(Prompt):
Extract every line from the records below that contains the word "Académie".

──────── Input for this task

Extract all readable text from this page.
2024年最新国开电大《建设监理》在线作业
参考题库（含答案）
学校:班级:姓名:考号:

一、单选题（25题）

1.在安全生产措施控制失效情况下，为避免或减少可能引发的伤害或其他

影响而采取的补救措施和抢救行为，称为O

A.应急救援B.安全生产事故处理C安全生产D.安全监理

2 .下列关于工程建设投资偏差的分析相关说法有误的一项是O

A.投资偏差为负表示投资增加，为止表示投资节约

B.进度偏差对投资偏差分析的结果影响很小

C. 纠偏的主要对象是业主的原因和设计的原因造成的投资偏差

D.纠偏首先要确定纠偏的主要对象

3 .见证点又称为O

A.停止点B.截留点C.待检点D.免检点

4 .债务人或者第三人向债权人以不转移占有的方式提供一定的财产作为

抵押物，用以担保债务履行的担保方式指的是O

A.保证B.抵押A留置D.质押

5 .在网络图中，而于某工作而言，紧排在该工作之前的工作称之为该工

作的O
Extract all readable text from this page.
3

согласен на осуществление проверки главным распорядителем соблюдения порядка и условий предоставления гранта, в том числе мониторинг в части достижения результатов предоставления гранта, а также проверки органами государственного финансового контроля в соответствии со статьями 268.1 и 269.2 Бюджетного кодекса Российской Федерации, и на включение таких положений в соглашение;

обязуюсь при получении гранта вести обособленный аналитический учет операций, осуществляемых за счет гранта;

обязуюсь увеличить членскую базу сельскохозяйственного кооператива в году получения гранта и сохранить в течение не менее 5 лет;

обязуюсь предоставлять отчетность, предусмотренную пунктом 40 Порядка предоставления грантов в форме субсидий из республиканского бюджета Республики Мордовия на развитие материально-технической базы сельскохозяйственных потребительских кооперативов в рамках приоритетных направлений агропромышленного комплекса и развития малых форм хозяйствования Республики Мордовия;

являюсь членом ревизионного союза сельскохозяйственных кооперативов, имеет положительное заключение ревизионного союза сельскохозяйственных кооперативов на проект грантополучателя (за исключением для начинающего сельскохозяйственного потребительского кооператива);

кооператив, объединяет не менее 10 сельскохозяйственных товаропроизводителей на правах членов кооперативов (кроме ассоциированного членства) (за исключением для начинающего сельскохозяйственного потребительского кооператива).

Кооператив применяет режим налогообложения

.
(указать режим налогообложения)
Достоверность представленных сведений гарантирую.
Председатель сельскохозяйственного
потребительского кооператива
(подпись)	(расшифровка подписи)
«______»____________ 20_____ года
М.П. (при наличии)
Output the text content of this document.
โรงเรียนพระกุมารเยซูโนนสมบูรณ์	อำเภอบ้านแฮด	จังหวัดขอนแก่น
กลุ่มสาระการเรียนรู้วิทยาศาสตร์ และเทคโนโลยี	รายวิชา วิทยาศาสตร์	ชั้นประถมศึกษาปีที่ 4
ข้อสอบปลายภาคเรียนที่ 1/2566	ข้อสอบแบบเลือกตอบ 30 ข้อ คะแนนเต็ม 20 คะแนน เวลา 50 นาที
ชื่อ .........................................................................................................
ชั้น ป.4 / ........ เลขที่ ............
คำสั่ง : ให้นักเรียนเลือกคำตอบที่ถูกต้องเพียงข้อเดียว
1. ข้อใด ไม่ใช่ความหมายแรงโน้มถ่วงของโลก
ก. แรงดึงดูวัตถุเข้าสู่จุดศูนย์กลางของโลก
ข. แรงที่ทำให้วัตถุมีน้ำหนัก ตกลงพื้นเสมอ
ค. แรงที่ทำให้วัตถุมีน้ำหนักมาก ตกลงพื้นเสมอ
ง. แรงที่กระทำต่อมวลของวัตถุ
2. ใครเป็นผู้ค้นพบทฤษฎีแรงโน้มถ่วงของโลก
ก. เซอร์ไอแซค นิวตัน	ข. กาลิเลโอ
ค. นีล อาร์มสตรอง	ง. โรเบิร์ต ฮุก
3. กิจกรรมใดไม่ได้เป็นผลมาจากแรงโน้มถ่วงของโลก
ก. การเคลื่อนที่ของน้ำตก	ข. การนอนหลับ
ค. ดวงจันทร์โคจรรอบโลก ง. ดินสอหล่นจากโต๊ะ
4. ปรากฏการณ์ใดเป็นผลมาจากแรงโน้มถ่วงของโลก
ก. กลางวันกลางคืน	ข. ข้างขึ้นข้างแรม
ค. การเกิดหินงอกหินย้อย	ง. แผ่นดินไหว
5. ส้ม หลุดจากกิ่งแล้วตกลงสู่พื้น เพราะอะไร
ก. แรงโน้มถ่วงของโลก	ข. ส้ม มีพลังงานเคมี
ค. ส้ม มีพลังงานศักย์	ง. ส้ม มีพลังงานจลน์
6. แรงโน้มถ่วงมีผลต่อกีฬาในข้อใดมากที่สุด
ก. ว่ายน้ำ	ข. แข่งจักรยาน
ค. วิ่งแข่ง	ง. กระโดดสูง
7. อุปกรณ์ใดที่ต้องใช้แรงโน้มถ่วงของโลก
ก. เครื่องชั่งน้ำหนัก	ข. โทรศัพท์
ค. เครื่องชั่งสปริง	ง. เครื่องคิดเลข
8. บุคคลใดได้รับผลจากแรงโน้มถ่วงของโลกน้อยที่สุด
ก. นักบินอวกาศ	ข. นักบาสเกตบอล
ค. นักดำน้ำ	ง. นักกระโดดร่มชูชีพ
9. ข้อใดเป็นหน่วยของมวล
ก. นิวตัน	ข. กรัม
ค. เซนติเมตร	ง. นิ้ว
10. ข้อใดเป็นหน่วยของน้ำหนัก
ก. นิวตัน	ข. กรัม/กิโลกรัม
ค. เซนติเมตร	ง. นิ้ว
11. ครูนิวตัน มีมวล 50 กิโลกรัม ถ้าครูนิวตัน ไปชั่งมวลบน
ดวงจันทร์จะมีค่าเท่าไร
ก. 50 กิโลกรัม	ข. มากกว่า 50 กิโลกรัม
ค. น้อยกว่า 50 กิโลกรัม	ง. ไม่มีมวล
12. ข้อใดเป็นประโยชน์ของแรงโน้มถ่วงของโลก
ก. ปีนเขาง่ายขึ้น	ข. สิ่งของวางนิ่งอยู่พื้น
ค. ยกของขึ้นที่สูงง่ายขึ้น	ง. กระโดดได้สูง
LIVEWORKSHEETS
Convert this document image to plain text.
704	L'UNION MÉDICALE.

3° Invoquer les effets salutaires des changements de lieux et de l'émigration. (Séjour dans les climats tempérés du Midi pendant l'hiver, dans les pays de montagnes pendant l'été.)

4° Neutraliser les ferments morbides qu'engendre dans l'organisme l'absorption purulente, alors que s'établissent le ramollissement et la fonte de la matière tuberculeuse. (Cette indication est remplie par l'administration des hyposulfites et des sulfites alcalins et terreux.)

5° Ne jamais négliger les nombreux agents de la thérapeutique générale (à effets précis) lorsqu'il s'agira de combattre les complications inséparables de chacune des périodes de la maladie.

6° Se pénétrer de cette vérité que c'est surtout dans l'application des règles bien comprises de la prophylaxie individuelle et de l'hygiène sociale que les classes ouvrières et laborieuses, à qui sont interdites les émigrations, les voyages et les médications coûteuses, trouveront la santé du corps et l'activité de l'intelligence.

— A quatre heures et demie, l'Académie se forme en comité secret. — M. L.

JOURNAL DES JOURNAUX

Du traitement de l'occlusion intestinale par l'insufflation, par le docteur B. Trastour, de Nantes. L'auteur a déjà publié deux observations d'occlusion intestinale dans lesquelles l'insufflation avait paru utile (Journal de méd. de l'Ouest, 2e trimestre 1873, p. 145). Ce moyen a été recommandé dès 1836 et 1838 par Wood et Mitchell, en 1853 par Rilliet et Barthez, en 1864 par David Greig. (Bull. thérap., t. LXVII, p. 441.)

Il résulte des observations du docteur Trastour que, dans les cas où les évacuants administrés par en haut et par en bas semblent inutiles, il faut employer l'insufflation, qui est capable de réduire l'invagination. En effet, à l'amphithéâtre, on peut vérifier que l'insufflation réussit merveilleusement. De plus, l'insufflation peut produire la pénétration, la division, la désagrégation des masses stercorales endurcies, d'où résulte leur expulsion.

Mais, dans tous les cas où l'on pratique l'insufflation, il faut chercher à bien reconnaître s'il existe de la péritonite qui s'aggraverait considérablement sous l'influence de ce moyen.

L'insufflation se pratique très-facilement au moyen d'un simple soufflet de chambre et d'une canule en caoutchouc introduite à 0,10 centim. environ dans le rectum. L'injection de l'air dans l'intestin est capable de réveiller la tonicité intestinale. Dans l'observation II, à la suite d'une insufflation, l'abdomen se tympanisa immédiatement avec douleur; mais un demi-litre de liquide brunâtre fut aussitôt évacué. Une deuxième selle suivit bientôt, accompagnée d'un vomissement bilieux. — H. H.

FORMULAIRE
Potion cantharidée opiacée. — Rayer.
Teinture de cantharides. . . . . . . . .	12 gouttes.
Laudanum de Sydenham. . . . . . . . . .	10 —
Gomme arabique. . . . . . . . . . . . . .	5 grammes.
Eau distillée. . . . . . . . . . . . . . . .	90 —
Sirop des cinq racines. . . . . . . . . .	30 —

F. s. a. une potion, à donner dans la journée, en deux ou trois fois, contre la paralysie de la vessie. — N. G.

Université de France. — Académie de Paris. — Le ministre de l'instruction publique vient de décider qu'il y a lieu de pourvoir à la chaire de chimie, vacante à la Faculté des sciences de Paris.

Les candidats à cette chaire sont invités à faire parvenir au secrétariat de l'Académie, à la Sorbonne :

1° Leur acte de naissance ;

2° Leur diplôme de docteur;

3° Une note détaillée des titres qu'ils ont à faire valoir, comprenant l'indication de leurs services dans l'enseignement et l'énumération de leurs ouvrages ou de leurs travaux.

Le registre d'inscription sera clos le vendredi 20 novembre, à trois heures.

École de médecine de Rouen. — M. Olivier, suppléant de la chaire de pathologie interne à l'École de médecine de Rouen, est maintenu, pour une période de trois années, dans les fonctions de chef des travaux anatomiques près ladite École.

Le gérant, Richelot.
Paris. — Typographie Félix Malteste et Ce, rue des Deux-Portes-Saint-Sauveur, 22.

────────────────

(Response):
— A quatre heures et demie, l'Académie se forme en comité secret. — M. L.
Université de France. — Académie de Paris. — Le ministre de l'instruction publique vient de décider qu'il y a lieu de pourvoir à la chaire de chimie, vacante à la Faculté des sciences de Paris.
Les candidats à cette chaire sont invités à faire parvenir au secrétariat de l'Académie, à la Sorbonne :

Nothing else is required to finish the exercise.